__Problem__:
Gather the lines below that include the string "JSON", copying each in full.

• • • • • • •

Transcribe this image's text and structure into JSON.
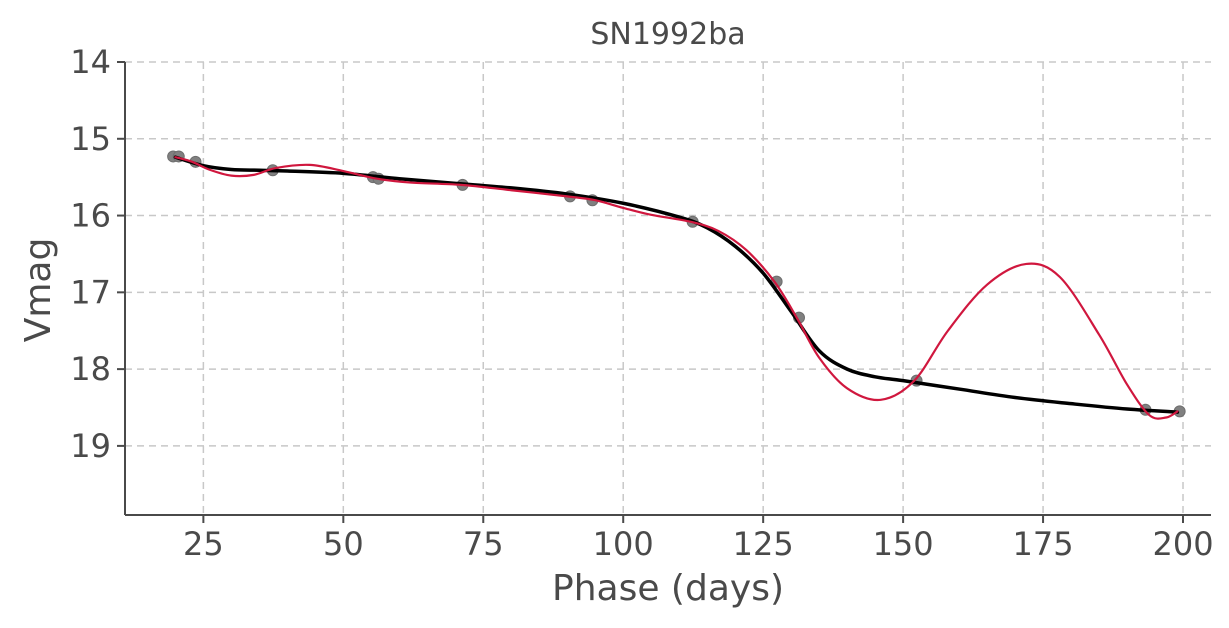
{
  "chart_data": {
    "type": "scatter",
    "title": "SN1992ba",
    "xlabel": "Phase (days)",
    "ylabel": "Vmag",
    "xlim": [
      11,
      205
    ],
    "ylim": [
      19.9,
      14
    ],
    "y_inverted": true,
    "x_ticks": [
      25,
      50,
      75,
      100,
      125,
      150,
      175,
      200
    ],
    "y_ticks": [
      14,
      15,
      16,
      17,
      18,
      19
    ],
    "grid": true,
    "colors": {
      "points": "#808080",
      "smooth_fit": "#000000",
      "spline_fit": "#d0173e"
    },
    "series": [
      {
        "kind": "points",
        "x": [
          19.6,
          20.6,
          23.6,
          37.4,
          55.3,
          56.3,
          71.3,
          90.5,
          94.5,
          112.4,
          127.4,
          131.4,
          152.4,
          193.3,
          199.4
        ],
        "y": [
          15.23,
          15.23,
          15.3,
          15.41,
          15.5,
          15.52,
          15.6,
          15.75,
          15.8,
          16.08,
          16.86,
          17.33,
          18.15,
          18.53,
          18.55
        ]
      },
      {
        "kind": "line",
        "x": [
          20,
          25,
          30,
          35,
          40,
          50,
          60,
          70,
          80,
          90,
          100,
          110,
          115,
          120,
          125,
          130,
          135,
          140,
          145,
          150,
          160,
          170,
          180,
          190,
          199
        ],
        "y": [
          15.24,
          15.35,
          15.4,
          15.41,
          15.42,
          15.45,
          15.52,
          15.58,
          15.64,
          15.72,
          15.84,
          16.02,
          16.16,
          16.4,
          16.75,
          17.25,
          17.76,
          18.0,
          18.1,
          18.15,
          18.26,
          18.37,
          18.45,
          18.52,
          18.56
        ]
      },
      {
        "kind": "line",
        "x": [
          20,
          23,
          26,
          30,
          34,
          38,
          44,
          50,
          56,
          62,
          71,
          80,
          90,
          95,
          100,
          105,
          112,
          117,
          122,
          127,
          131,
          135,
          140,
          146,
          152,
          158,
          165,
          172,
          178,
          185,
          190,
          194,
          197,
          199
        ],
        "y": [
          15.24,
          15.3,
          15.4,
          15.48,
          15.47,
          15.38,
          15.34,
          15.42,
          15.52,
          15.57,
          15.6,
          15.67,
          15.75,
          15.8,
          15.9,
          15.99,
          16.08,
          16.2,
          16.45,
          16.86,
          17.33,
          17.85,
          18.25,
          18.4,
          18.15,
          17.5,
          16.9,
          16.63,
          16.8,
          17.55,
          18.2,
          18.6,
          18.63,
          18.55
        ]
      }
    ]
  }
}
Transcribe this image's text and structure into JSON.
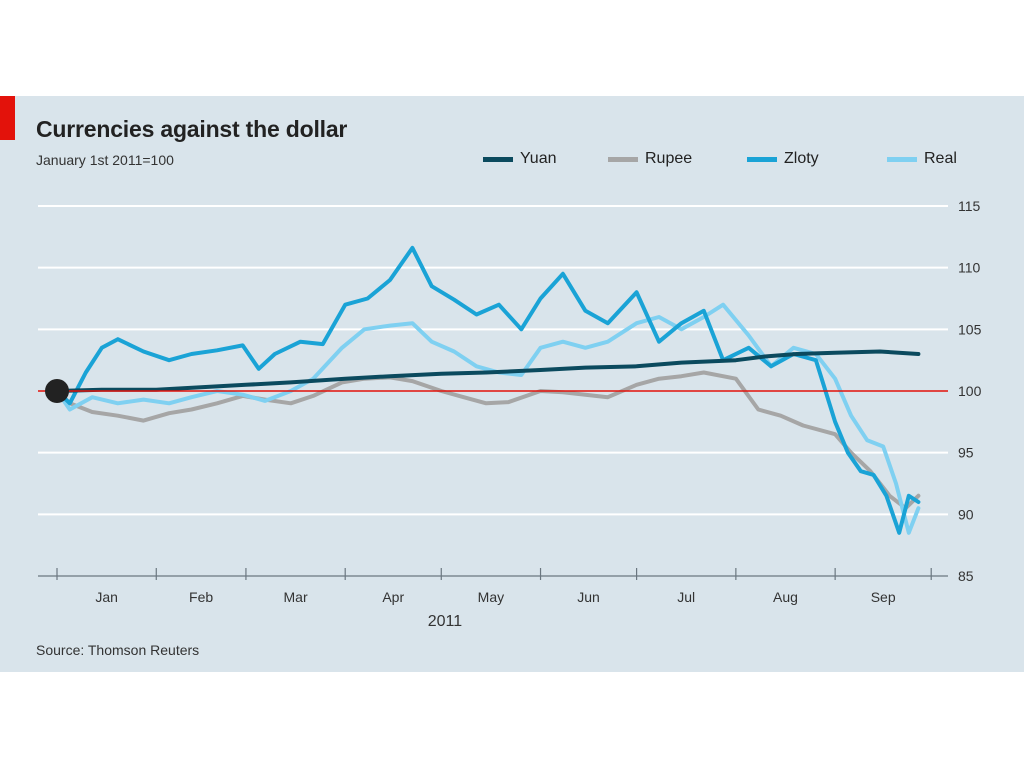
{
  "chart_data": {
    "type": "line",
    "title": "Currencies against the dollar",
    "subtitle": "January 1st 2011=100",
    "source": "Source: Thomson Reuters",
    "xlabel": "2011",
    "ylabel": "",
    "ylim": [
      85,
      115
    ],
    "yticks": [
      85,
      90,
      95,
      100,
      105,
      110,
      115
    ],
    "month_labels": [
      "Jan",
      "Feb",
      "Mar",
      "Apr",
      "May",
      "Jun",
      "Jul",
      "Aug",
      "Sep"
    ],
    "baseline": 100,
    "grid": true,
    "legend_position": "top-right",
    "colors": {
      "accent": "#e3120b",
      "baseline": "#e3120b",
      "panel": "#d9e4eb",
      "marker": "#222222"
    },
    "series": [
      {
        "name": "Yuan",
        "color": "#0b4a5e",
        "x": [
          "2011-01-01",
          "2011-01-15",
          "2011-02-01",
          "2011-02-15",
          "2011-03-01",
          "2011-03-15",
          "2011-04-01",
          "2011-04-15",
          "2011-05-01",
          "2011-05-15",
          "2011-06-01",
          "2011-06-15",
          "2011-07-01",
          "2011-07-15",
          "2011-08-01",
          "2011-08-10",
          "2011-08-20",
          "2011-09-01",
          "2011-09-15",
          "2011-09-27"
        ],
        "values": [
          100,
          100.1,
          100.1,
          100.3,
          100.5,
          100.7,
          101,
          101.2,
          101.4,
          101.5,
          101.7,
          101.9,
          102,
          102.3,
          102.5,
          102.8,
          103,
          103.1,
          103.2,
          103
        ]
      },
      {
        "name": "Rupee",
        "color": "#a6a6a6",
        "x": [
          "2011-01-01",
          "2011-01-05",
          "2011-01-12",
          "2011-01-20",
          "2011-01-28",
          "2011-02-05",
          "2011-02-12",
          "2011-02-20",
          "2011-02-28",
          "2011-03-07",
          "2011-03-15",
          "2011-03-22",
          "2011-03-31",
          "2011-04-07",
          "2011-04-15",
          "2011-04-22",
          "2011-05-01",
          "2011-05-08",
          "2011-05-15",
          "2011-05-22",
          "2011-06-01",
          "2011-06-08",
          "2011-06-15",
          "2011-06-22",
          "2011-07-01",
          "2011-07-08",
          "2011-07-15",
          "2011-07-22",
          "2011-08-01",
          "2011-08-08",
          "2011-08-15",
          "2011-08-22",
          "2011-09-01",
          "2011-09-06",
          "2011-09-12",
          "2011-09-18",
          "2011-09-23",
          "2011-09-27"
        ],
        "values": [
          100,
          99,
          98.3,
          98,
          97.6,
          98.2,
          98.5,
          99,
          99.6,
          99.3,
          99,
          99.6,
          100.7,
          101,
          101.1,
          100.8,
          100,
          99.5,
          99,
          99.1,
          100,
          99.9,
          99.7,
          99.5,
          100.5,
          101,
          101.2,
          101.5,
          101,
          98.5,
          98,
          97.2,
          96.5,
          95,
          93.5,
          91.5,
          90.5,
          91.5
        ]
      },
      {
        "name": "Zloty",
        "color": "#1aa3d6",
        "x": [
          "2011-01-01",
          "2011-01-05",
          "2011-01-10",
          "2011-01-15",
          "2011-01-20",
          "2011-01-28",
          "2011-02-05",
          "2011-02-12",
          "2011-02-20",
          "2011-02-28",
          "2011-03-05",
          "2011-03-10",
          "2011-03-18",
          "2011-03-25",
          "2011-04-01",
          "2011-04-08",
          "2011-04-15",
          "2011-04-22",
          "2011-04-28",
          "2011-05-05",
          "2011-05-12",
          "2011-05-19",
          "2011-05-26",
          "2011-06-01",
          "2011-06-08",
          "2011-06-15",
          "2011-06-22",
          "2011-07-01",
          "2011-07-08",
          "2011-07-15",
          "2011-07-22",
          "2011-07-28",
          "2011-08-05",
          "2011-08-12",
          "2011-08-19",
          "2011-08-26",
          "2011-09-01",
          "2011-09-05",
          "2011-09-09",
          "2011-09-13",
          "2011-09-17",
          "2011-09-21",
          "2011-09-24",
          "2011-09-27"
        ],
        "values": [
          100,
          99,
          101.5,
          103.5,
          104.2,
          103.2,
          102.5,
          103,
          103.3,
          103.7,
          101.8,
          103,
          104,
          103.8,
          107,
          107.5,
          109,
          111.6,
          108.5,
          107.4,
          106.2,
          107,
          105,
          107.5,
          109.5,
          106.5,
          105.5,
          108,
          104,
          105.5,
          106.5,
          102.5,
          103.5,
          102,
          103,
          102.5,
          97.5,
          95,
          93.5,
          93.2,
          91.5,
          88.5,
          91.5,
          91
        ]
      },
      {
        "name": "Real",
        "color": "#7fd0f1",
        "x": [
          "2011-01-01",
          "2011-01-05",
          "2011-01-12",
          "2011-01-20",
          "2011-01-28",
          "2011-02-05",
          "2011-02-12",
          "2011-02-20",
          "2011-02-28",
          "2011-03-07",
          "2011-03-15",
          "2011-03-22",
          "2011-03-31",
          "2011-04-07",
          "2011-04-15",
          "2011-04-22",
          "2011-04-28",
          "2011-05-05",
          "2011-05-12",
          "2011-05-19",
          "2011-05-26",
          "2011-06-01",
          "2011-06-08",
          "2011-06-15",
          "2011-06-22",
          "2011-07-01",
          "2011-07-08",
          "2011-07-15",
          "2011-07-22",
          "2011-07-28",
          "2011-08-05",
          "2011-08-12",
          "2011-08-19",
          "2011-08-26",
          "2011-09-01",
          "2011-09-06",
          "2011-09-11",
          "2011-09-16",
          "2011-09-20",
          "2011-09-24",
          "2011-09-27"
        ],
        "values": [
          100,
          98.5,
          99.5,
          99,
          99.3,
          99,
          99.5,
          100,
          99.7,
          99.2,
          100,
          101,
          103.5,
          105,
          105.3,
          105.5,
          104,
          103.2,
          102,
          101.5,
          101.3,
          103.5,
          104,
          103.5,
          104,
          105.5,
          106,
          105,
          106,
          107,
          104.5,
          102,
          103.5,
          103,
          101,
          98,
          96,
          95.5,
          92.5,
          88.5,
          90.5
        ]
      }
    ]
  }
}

• • • • • • •

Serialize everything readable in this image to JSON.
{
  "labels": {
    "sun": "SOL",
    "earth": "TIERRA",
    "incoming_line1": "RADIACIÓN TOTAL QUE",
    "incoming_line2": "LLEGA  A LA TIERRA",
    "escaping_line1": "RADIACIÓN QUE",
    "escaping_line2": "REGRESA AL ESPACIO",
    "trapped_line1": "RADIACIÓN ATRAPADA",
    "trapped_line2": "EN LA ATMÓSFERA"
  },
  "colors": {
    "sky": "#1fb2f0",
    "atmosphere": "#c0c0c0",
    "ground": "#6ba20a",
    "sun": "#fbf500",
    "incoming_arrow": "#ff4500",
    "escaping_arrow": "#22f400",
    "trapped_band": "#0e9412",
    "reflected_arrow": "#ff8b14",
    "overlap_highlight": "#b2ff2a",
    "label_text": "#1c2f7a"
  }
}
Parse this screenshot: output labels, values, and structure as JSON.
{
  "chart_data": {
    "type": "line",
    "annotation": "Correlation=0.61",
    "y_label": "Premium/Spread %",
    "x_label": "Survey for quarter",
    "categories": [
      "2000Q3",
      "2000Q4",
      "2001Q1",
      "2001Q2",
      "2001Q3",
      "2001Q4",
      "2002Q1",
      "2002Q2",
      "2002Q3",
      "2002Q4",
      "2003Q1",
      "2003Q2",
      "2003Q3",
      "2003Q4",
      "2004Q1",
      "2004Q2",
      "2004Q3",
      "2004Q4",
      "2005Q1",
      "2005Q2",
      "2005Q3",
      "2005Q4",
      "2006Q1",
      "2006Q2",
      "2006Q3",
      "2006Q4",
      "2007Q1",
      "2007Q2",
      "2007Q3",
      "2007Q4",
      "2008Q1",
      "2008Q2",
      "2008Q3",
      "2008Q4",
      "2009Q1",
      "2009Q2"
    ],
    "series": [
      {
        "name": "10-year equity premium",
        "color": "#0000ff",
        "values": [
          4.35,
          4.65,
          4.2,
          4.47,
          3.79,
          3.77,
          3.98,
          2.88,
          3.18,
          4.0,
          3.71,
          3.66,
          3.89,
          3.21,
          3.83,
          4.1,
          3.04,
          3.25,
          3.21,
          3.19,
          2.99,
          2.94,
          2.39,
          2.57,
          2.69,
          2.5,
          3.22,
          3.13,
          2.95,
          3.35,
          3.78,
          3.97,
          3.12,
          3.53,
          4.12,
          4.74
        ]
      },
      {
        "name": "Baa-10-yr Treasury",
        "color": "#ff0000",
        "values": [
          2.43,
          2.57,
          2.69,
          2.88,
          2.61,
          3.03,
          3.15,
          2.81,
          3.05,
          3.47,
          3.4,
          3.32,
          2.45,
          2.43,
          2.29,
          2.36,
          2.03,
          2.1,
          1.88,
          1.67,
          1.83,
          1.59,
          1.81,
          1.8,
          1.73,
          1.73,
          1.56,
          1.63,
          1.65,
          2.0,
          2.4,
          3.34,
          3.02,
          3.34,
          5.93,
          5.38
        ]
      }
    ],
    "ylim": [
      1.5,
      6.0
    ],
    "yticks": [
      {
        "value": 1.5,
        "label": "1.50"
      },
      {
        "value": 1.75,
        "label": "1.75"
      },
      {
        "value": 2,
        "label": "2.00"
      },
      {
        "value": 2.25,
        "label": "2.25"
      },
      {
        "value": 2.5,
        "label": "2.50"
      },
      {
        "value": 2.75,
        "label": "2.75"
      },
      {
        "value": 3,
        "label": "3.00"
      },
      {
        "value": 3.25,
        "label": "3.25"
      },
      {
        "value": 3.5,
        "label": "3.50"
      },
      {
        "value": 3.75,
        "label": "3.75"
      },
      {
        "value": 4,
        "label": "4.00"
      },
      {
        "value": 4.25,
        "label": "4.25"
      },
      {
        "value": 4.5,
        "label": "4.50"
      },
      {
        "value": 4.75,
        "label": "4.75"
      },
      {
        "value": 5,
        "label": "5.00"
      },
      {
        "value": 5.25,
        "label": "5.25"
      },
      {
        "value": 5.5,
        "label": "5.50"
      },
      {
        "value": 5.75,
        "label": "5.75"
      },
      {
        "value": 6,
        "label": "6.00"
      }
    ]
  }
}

• • • • • • •

__Response to this exercise__:
Transcribe this image's text and structure into JSON.
Transcribe this image's text and structure into JSON.
Serialize everything readable in this image to JSON.
Parse this screenshot: output labels, values, and structure as JSON.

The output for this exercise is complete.